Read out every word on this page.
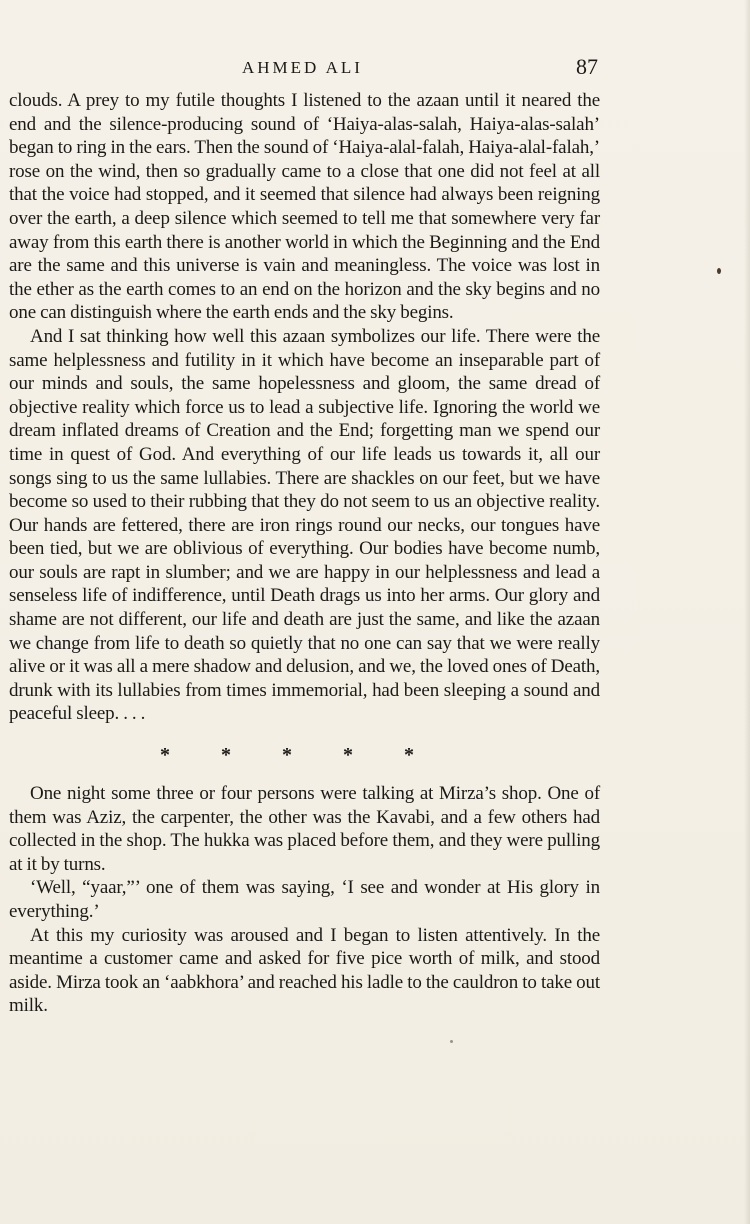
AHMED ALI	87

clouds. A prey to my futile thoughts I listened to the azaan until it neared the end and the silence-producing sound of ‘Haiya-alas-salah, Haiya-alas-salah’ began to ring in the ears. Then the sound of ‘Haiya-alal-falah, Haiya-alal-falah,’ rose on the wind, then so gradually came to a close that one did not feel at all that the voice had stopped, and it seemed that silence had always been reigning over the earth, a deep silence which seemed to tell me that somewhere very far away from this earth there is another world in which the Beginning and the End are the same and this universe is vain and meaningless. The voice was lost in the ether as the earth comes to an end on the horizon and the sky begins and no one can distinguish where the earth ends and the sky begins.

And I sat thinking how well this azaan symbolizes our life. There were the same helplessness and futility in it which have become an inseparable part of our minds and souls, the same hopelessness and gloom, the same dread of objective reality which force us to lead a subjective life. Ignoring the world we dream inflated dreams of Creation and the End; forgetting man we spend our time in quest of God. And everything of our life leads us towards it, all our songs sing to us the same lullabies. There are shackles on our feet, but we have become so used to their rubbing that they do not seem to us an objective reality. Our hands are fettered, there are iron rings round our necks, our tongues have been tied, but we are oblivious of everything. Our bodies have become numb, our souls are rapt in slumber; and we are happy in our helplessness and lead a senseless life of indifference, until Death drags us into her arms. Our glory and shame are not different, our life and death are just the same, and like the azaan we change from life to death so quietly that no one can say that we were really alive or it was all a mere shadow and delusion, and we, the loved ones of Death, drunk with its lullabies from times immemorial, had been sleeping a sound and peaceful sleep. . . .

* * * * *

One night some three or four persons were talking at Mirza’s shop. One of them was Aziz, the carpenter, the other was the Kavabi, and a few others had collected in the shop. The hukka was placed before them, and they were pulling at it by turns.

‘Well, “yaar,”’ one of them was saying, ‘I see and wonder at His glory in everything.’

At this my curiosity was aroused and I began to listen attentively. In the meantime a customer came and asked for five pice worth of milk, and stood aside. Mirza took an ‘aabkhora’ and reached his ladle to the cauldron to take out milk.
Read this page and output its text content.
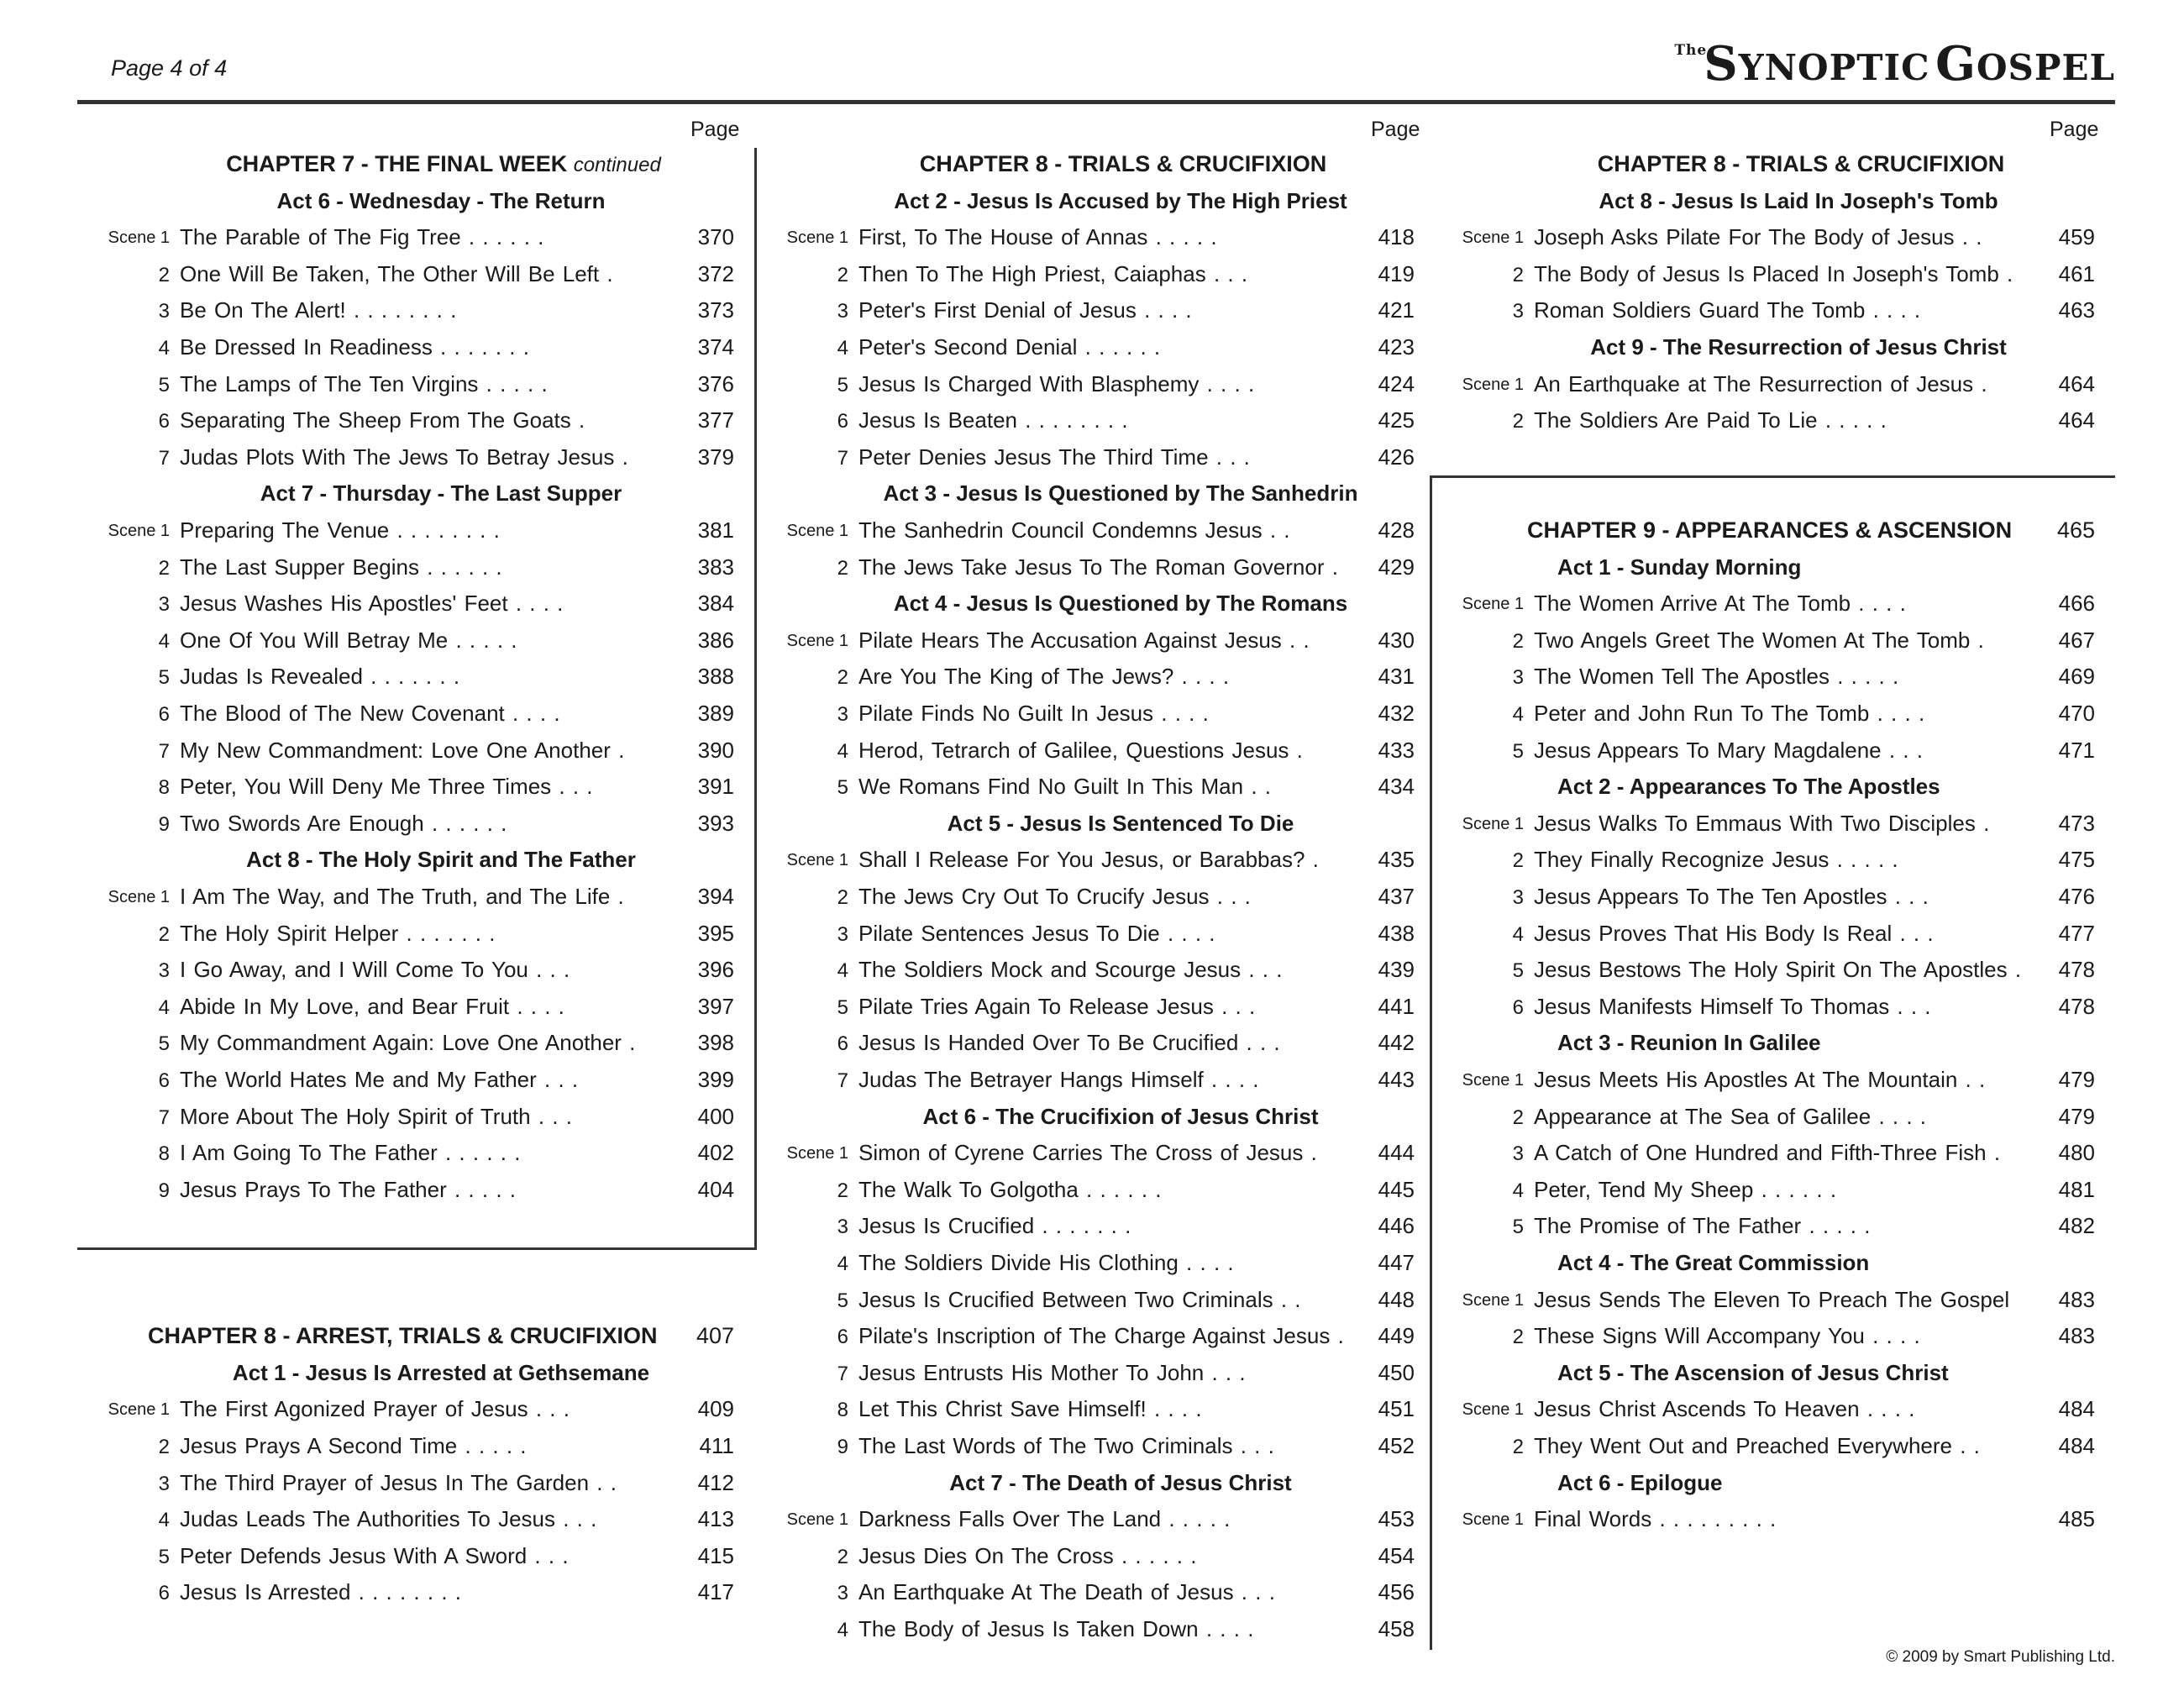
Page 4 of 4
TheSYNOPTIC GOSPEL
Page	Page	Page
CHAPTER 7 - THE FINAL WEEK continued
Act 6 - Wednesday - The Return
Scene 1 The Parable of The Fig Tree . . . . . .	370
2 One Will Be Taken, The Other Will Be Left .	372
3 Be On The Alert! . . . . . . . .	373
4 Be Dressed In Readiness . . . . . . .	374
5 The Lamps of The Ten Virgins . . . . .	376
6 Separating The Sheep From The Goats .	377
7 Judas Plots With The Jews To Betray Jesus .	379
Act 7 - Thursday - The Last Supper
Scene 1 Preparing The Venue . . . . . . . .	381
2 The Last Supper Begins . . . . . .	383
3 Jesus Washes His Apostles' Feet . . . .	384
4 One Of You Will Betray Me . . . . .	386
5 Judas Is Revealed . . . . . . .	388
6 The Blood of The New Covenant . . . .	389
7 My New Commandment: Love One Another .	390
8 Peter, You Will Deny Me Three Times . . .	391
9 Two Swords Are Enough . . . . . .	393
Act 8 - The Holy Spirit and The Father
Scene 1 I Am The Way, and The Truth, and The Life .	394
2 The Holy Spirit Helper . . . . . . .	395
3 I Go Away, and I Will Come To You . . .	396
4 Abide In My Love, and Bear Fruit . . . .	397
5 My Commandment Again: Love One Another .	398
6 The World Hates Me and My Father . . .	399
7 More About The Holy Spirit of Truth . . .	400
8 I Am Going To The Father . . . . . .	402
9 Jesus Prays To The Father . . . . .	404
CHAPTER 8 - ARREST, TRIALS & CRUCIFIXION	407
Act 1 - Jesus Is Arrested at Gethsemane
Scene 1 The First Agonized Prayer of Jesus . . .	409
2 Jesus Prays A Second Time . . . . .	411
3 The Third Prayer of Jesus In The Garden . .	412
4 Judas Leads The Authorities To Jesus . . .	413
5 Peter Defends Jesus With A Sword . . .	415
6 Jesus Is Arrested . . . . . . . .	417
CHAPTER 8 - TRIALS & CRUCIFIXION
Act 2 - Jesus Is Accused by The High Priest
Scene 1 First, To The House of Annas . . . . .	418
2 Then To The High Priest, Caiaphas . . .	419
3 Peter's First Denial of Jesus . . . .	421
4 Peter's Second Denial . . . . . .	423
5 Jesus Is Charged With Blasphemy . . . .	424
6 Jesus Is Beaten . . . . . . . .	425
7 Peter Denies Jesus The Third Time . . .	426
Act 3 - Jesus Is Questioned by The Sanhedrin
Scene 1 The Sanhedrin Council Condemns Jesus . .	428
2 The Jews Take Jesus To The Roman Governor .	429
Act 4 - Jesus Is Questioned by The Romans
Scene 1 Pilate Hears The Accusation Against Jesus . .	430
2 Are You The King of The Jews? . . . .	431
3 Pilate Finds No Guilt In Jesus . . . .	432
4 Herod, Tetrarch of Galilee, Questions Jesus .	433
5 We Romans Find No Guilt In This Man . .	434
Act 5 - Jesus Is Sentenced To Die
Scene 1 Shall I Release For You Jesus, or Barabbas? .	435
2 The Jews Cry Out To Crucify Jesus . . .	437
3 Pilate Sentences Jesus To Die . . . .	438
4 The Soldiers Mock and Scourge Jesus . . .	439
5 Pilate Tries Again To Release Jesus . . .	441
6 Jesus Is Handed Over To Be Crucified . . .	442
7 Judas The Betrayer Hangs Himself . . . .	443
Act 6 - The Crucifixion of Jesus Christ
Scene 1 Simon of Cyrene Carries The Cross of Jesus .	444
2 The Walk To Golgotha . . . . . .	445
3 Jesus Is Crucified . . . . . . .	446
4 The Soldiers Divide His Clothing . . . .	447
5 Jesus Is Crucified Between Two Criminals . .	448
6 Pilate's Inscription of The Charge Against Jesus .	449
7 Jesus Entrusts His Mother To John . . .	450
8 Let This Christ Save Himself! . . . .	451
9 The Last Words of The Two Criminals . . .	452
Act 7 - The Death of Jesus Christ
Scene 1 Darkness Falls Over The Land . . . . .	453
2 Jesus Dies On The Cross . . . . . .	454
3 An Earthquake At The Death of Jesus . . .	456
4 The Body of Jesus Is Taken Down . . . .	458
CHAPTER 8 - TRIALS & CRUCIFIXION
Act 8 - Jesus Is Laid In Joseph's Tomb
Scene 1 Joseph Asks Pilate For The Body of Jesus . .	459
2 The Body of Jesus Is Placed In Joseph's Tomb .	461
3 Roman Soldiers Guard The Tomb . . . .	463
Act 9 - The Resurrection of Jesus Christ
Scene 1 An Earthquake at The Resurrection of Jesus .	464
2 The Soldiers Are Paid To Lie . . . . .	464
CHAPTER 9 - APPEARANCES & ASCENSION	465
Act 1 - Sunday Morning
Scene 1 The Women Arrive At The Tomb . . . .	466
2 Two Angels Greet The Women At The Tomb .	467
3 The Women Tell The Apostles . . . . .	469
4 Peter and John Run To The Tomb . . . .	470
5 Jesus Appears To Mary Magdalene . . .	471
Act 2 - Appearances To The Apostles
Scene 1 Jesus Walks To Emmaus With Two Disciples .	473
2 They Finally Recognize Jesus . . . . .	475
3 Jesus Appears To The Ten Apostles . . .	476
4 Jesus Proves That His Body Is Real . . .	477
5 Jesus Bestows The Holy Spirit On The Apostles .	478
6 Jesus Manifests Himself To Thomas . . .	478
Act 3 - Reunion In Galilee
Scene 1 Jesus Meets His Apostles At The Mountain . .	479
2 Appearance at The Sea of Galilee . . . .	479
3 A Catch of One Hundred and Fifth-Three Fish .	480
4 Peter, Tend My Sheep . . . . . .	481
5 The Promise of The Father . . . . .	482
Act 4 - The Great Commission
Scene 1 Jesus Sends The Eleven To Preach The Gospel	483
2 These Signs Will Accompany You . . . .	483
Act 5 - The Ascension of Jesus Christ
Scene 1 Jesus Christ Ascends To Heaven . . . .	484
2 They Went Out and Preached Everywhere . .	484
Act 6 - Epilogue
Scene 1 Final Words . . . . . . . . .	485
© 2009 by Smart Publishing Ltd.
-------
◆ To be done: Which lines of the data above contain "Commandment"? Copy each one.

◆ Exercise answer:
7 My New Commandment: Love One Another .	390
5 My Commandment Again: Love One Another .	398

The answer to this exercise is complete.